Lines containing the word "Petri" need to be counted. Please reply with how many there are, and nothing else.
-- Information supplied start --
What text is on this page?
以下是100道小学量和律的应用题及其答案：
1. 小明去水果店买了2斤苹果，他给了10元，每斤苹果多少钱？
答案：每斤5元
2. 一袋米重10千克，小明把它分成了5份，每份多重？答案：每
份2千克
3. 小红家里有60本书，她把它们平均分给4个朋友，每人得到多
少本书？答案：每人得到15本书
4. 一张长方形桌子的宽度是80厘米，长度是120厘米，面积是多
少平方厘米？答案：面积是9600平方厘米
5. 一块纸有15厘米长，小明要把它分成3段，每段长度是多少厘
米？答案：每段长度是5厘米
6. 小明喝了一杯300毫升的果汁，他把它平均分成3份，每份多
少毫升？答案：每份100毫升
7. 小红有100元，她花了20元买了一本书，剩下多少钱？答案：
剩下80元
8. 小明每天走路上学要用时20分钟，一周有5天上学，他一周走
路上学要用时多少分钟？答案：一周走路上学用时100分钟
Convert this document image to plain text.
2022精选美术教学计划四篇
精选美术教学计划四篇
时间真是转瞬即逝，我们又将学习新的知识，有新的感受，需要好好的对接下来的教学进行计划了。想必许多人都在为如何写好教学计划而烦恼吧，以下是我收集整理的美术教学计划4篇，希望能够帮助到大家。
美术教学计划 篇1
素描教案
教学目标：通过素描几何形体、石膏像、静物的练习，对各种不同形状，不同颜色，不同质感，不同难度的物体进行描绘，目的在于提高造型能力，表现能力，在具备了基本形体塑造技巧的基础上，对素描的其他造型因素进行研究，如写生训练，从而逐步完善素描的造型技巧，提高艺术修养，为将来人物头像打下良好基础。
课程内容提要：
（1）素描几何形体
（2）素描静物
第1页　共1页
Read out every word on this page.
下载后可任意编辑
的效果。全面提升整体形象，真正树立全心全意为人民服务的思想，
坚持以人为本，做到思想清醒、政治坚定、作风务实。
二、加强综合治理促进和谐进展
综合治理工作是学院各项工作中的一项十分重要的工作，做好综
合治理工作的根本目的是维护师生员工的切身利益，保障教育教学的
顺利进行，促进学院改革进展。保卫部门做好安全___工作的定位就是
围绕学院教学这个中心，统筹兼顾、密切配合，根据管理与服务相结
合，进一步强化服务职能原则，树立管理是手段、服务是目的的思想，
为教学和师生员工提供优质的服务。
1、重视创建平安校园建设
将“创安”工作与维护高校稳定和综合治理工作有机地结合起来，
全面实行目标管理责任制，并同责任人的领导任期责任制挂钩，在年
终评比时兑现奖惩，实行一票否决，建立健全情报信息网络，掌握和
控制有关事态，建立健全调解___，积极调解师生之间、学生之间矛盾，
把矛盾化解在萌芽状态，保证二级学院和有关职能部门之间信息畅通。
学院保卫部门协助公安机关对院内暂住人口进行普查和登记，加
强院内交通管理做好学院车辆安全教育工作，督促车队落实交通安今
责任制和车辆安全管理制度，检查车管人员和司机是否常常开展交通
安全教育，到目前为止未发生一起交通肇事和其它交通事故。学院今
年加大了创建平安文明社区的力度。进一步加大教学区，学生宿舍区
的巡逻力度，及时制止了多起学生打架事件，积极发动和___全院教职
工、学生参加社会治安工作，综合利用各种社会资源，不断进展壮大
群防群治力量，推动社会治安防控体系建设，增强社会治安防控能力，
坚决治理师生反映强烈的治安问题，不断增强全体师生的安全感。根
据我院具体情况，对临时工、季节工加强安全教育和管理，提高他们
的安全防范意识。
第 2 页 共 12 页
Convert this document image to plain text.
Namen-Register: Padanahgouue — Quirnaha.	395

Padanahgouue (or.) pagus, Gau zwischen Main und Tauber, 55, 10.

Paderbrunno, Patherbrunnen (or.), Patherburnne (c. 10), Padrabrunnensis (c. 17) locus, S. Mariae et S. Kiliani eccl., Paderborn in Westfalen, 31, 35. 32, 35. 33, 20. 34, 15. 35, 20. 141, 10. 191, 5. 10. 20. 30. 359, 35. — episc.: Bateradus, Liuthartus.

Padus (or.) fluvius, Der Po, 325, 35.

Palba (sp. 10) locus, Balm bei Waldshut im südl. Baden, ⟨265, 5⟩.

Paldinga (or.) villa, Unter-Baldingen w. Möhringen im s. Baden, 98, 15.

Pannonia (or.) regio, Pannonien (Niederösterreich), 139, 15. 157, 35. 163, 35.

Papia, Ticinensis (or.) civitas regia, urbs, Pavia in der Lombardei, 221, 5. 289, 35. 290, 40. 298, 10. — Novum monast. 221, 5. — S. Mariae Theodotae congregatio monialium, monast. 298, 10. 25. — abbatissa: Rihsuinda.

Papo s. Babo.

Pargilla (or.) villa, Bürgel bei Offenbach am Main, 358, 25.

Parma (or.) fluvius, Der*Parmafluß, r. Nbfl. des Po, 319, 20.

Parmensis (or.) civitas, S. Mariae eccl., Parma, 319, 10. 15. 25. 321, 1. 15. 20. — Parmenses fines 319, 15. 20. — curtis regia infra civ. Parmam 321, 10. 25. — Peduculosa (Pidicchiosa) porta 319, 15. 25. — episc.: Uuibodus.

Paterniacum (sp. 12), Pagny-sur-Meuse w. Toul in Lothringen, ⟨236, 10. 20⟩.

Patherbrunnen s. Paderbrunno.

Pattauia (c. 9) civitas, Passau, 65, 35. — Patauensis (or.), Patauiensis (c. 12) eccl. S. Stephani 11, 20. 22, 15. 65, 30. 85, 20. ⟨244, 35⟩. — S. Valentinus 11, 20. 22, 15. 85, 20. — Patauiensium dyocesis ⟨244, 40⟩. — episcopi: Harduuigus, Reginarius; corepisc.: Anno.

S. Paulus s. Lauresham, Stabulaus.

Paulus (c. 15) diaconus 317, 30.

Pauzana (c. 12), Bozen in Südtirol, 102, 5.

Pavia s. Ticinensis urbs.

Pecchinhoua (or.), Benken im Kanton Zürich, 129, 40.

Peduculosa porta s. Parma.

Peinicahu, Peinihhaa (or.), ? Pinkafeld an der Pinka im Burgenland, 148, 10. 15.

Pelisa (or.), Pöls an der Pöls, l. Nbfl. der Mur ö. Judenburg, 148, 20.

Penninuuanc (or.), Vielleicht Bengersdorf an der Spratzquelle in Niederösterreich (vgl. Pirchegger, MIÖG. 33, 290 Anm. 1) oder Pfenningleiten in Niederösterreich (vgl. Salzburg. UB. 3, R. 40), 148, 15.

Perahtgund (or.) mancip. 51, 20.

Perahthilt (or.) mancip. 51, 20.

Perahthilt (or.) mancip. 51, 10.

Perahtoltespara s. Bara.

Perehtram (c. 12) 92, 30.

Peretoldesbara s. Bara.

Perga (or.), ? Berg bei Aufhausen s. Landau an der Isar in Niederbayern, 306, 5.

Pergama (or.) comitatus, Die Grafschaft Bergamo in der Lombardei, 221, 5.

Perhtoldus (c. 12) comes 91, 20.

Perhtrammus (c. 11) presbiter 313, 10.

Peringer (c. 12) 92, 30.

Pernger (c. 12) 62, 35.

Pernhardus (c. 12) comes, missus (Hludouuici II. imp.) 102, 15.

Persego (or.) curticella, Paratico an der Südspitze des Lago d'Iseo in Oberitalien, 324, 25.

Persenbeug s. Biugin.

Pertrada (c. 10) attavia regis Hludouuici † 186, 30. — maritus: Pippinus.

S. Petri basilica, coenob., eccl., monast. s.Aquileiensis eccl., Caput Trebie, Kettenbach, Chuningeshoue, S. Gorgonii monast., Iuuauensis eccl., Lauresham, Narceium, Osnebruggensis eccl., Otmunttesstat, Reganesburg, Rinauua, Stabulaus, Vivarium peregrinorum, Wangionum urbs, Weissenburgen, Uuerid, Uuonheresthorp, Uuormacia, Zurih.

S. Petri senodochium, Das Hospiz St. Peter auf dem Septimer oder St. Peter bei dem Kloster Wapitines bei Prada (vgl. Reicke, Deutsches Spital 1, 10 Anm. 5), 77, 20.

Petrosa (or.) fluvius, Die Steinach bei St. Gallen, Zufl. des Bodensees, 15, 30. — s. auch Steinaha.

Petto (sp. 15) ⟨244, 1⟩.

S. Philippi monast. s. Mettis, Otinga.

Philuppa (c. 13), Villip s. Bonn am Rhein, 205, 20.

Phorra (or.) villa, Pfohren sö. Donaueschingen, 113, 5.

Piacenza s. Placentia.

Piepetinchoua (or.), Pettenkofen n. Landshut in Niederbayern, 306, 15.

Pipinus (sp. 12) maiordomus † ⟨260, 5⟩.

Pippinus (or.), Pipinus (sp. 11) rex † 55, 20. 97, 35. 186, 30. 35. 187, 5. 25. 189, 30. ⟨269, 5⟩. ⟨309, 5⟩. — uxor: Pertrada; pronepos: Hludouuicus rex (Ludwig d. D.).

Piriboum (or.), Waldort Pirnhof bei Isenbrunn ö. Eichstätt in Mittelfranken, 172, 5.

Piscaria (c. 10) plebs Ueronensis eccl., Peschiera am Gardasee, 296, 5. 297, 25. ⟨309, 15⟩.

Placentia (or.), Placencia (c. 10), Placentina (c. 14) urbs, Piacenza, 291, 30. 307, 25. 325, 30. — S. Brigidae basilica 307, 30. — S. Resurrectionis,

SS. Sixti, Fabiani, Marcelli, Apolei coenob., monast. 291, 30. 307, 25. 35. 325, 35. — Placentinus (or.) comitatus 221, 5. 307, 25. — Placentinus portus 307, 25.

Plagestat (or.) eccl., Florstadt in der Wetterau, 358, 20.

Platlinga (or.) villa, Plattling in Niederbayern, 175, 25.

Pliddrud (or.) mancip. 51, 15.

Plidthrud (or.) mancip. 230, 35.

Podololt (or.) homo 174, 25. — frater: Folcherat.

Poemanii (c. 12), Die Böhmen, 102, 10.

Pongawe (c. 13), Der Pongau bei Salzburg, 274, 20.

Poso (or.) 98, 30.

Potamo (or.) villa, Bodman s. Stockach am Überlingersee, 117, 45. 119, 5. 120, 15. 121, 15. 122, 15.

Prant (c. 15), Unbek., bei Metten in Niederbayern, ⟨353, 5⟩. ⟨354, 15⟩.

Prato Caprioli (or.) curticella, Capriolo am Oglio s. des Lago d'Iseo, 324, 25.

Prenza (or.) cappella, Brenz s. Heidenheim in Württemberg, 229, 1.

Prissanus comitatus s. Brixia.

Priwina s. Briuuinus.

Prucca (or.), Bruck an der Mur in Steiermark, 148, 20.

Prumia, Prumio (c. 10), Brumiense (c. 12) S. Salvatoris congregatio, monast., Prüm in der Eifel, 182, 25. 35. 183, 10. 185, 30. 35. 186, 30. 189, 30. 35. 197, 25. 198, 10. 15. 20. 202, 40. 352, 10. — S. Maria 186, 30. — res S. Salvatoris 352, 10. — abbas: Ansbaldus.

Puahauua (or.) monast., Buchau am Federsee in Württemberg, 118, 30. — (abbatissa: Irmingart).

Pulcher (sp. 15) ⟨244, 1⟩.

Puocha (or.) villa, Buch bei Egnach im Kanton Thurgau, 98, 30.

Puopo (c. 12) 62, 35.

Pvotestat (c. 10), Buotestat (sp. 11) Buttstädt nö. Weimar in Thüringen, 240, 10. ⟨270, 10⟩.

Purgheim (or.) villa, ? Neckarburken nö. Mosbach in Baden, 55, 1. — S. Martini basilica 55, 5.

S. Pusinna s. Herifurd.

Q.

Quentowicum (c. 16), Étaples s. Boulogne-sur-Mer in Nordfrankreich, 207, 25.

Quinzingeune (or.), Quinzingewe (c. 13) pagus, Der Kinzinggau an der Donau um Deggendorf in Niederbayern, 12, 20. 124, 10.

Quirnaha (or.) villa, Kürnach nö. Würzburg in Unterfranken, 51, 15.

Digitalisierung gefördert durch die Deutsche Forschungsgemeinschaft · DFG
-- Information supplied end --
# Answer to this exercise:
2